* Supplied records:
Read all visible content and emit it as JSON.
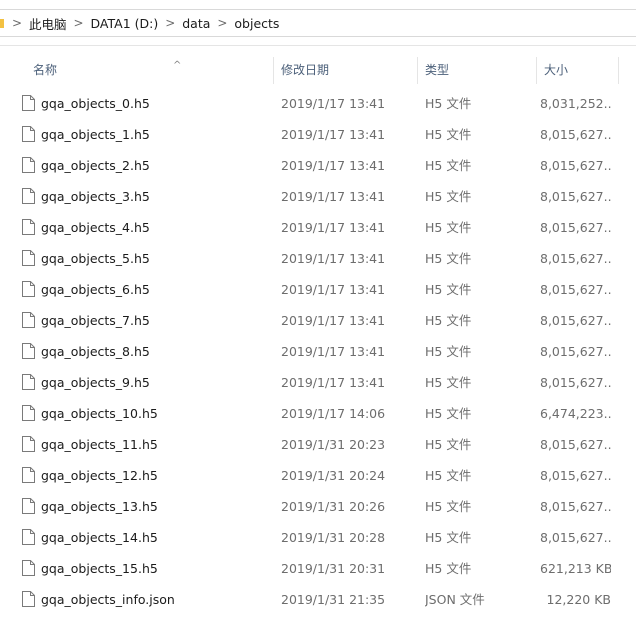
{
  "breadcrumb": {
    "items": [
      {
        "label": "此电脑"
      },
      {
        "label": "DATA1 (D:)"
      },
      {
        "label": "data"
      },
      {
        "label": "objects"
      }
    ],
    "separator": ">"
  },
  "columns": {
    "name": "名称",
    "date": "修改日期",
    "type": "类型",
    "size": "大小",
    "sort_icon": "^"
  },
  "files": [
    {
      "name": "gqa_objects_0.h5",
      "date": "2019/1/17 13:41",
      "type": "H5 文件",
      "size": "8,031,252..."
    },
    {
      "name": "gqa_objects_1.h5",
      "date": "2019/1/17 13:41",
      "type": "H5 文件",
      "size": "8,015,627..."
    },
    {
      "name": "gqa_objects_2.h5",
      "date": "2019/1/17 13:41",
      "type": "H5 文件",
      "size": "8,015,627..."
    },
    {
      "name": "gqa_objects_3.h5",
      "date": "2019/1/17 13:41",
      "type": "H5 文件",
      "size": "8,015,627..."
    },
    {
      "name": "gqa_objects_4.h5",
      "date": "2019/1/17 13:41",
      "type": "H5 文件",
      "size": "8,015,627..."
    },
    {
      "name": "gqa_objects_5.h5",
      "date": "2019/1/17 13:41",
      "type": "H5 文件",
      "size": "8,015,627..."
    },
    {
      "name": "gqa_objects_6.h5",
      "date": "2019/1/17 13:41",
      "type": "H5 文件",
      "size": "8,015,627..."
    },
    {
      "name": "gqa_objects_7.h5",
      "date": "2019/1/17 13:41",
      "type": "H5 文件",
      "size": "8,015,627..."
    },
    {
      "name": "gqa_objects_8.h5",
      "date": "2019/1/17 13:41",
      "type": "H5 文件",
      "size": "8,015,627..."
    },
    {
      "name": "gqa_objects_9.h5",
      "date": "2019/1/17 13:41",
      "type": "H5 文件",
      "size": "8,015,627..."
    },
    {
      "name": "gqa_objects_10.h5",
      "date": "2019/1/17 14:06",
      "type": "H5 文件",
      "size": "6,474,223..."
    },
    {
      "name": "gqa_objects_11.h5",
      "date": "2019/1/31 20:23",
      "type": "H5 文件",
      "size": "8,015,627..."
    },
    {
      "name": "gqa_objects_12.h5",
      "date": "2019/1/31 20:24",
      "type": "H5 文件",
      "size": "8,015,627..."
    },
    {
      "name": "gqa_objects_13.h5",
      "date": "2019/1/31 20:26",
      "type": "H5 文件",
      "size": "8,015,627..."
    },
    {
      "name": "gqa_objects_14.h5",
      "date": "2019/1/31 20:28",
      "type": "H5 文件",
      "size": "8,015,627..."
    },
    {
      "name": "gqa_objects_15.h5",
      "date": "2019/1/31 20:31",
      "type": "H5 文件",
      "size": "621,213 KB"
    },
    {
      "name": "gqa_objects_info.json",
      "date": "2019/1/31 21:35",
      "type": "JSON 文件",
      "size": "12,220 KB"
    }
  ]
}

* What is needed: Gather up the lines that contain the word "label".

* Written reply:
        "label": "此电脑"
        "label": "DATA1 (D:)"
        "label": "data"
        "label": "objects"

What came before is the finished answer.